─── Supplied material ───

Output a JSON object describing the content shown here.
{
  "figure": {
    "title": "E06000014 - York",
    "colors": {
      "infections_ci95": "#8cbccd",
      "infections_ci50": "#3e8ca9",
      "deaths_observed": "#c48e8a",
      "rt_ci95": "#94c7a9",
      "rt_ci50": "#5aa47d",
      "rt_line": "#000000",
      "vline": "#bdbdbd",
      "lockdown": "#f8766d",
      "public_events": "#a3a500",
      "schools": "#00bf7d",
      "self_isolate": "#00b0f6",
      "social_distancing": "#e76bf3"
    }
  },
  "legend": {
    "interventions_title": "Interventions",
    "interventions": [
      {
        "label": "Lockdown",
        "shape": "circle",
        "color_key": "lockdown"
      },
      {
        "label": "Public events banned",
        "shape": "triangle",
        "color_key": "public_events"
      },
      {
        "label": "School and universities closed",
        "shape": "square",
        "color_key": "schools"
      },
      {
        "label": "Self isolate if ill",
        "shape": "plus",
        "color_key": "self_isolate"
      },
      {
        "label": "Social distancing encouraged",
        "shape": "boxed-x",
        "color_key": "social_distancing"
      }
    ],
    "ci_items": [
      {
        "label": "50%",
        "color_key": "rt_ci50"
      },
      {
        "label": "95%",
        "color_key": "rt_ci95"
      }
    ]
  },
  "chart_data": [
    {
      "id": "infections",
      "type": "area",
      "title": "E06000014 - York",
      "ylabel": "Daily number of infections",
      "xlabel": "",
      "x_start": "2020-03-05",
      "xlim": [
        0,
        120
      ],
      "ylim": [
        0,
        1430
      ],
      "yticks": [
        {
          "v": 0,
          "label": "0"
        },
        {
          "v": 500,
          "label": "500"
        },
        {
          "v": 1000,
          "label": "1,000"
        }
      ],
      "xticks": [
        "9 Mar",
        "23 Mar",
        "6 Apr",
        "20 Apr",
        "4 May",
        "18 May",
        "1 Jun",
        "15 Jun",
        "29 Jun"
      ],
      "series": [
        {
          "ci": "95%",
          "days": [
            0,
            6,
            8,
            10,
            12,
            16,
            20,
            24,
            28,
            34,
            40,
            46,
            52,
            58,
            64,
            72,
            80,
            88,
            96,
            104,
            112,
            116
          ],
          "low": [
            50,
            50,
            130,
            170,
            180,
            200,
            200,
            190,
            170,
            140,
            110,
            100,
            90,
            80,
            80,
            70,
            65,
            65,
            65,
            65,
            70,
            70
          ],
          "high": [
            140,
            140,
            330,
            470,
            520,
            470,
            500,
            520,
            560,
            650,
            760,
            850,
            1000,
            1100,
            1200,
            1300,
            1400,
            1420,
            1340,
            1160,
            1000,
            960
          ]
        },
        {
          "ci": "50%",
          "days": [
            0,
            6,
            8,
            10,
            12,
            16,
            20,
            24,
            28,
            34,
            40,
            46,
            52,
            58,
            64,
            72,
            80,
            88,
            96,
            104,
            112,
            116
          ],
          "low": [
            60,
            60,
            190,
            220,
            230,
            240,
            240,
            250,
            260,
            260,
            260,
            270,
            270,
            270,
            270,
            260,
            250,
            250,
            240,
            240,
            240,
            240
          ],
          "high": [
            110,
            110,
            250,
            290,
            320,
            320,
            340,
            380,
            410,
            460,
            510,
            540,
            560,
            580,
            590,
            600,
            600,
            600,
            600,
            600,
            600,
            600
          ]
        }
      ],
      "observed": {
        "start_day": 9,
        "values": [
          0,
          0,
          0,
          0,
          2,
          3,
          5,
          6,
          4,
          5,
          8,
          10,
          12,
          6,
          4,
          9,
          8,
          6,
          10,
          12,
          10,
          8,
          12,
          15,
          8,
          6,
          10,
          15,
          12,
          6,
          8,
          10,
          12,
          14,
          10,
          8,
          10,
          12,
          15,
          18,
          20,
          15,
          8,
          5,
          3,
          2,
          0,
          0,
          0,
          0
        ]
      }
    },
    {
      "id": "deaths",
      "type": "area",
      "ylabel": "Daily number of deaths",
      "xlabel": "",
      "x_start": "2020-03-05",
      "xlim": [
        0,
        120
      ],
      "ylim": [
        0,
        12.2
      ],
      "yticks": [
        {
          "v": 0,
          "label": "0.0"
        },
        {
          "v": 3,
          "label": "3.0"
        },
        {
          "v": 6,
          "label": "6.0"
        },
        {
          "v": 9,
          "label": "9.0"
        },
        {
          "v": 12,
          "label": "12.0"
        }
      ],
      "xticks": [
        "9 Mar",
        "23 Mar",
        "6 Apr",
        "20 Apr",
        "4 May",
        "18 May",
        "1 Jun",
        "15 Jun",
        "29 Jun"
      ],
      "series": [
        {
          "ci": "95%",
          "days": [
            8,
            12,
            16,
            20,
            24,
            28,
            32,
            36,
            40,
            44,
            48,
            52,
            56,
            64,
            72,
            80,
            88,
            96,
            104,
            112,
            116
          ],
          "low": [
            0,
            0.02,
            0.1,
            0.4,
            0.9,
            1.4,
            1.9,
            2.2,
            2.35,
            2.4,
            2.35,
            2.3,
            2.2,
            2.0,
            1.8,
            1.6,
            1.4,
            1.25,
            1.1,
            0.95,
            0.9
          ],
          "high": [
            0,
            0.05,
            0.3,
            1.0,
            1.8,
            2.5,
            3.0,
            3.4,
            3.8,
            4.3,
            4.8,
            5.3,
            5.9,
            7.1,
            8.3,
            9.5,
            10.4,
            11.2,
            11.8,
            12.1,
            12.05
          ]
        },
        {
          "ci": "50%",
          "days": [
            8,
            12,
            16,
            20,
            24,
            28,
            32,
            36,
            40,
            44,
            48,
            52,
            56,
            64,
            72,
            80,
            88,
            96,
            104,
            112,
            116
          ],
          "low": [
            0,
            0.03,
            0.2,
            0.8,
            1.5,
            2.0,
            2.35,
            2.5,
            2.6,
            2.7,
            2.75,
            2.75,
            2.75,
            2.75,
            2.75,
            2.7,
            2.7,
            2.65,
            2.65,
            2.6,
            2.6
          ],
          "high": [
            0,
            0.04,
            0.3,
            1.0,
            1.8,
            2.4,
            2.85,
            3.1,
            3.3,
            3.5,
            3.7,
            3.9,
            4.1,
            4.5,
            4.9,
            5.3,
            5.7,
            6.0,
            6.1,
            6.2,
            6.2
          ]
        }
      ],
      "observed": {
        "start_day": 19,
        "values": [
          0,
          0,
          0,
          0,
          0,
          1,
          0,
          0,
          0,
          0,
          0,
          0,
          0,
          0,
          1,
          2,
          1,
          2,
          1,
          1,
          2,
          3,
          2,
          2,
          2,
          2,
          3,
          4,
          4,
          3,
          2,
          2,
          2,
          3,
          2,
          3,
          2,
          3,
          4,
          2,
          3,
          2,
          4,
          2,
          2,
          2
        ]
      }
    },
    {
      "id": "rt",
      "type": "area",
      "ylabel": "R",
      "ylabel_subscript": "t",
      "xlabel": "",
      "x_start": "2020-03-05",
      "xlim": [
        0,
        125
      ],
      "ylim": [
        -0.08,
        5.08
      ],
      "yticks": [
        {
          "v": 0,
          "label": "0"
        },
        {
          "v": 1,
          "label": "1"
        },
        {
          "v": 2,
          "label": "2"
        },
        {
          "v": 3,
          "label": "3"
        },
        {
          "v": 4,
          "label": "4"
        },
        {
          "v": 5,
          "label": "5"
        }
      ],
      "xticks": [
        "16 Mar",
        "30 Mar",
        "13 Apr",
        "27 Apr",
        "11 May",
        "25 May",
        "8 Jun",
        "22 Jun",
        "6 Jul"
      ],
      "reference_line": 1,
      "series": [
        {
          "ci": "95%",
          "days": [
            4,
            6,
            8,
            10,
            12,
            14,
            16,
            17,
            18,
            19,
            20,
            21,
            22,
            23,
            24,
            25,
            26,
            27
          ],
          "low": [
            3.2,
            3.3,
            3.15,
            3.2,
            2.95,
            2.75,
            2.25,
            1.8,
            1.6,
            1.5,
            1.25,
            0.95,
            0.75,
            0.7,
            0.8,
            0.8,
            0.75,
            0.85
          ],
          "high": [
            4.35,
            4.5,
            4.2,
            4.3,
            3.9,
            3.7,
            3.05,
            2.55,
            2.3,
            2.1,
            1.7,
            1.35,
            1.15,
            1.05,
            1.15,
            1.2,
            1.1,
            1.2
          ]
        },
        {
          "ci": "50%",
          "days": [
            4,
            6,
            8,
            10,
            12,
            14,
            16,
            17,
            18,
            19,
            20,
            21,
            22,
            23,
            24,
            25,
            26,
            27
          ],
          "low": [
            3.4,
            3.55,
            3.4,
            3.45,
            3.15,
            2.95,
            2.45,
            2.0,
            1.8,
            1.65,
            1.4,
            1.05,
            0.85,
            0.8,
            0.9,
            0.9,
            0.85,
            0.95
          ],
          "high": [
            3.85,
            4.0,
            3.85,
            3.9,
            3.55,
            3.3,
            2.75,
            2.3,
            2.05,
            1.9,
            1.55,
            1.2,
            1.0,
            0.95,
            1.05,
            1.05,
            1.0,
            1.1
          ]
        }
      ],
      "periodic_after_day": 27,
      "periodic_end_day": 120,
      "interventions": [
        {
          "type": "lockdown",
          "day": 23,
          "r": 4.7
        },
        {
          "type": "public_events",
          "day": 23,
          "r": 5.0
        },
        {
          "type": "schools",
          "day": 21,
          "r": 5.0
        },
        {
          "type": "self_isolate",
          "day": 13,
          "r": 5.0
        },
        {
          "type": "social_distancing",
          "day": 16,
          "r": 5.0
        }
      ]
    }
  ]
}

───

Short problem: Only lines with the word "York" are wanted, so copy each one from the records.

Written answer:
    "title": "E06000014 - York",
      "title": "E06000014 - York",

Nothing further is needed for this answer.